* [Document passage]
## START

# How does the "Nice Guy" do an 180



## lawrencebe (Nov 24, 2012)

As long as I can remember I've been the nice guy, when it comes to women. I've always been the one to listen, to talk back, and to give help when I see they're in need. For some reason many years ago nearing the end of high school I began to become what I guess people would say "softer" towards women. I lost someone I was with for 3 years (not either of our faults she moved away) and it forever changed how I viewed women. I was no longer a dog and I vowed to make women my best friend. I guess I somewhat blamed myself (even though she did not know) that the things that I was doing behind her back somehow was the reason why good ol Karma took her away from me. Then 3 years later after dealing with users and abusers I found someone else who was very special to me. Me and her did everything together and she held me down through alot of situations. I once again took her for granted and she left after 2 1/2 years in 2008. Both of these women are now married and have moved on.

Now I'm 25 on the brink of losing my second marriage and I don't know where to begin. I read and have been reading about the "Do a 180" and it seems so much like I'm going to be doing something that seems so damn scary. Like I'm going to be turning my back on the person I vowed to be with. Since the breakup in 2008 relationships for me haven't been the same at all. I've starting to lose confidence, I've lost hope in feeling like I'll be nothing more than someones money bag or hustle, and most importantly I've lost myself. 

My first marriage landed me with someone who lied, cheated, and eventually moved away with my son that I barely know but pay almost $700 a month in child support. I'm now married to someone with 2 kids and I'm seeing that I've become the same predicatable, needy, whining, emotional person I was in my last marriage and feel like all I'm good for at this point is to help with the bills. 

I sleep in my own room and I'm tired of feeling sorry for myself and I want change, it's just been so long since I can remember doing things by myself. I've become completely dependent on relationships for fear a being alone and I just dont know how to even start to do this 180. I'm afraid of disappointing people and hurting peoples feelings. I just feel like at this point I have no choice because I want to change me. I've been this through counseling and have dealt with alot of issues, I just want to change but I'm truly afraid of it.

## END

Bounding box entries

## START

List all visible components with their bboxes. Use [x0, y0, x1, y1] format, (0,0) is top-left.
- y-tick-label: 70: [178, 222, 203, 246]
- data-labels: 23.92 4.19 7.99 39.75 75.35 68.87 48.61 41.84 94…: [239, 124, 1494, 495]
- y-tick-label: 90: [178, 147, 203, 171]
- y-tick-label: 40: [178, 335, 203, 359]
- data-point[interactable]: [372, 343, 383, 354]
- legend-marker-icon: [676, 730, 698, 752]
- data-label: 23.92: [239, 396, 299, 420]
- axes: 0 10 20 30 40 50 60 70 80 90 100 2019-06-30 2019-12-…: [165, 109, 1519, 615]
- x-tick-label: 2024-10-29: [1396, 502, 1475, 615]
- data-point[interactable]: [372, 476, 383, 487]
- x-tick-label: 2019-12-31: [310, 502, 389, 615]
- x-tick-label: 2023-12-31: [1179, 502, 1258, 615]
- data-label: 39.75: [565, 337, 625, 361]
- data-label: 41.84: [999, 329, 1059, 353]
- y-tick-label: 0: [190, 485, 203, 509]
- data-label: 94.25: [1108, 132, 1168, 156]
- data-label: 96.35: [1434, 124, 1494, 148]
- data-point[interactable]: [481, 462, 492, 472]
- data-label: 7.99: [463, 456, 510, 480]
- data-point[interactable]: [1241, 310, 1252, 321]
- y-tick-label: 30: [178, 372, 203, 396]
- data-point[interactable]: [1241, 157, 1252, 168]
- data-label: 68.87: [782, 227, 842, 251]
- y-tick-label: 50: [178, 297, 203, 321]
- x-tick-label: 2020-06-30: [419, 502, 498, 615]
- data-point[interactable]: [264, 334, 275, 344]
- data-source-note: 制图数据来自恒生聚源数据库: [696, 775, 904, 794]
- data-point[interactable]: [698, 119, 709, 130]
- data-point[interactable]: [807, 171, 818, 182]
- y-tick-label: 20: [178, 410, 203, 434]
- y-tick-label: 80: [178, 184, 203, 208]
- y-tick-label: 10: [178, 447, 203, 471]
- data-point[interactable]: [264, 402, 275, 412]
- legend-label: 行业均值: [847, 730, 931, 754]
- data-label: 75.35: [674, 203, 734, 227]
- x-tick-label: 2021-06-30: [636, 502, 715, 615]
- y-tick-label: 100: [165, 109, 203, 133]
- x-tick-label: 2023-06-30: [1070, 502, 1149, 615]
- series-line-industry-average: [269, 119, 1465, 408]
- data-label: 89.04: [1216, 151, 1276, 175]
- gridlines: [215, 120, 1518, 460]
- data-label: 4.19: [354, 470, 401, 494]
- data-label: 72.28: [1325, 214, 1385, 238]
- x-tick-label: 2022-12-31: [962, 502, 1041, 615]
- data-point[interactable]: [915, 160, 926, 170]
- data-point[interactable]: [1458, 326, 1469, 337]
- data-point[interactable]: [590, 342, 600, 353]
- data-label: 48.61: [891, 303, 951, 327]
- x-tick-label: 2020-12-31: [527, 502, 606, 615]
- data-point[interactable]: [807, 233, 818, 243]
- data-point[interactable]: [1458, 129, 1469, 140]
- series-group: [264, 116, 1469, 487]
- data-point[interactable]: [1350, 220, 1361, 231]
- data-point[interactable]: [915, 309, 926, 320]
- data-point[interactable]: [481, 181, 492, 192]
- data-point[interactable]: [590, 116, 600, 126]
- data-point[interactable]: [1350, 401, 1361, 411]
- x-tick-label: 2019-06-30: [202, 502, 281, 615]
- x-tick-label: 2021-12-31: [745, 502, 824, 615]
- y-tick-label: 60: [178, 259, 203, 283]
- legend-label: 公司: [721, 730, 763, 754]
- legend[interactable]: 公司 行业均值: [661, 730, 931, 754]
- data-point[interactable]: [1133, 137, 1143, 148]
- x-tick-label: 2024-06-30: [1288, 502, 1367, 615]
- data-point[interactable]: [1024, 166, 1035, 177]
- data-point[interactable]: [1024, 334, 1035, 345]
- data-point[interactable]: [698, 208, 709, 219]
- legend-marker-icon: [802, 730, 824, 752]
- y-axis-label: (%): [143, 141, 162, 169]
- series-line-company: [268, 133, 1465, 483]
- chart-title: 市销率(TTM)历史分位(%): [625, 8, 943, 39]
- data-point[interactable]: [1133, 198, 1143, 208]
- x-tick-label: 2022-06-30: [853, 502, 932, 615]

## END

* [Given problem 1]
According to the forum post, how much does the writer pay each month in child support?
* [Given problem 2]
Using the forum post, explain why the writer finds the idea of doing a 180 frightening.
The rows are not needed for this work.

* [Full solution 1]
Almost $700 a month.

* [Full solution 2]
The writer finds the 180 frightening because it feels like turning their back on the person they vowed to be with. The writer also says they are afraid of disappointing people and hurting people's feelings.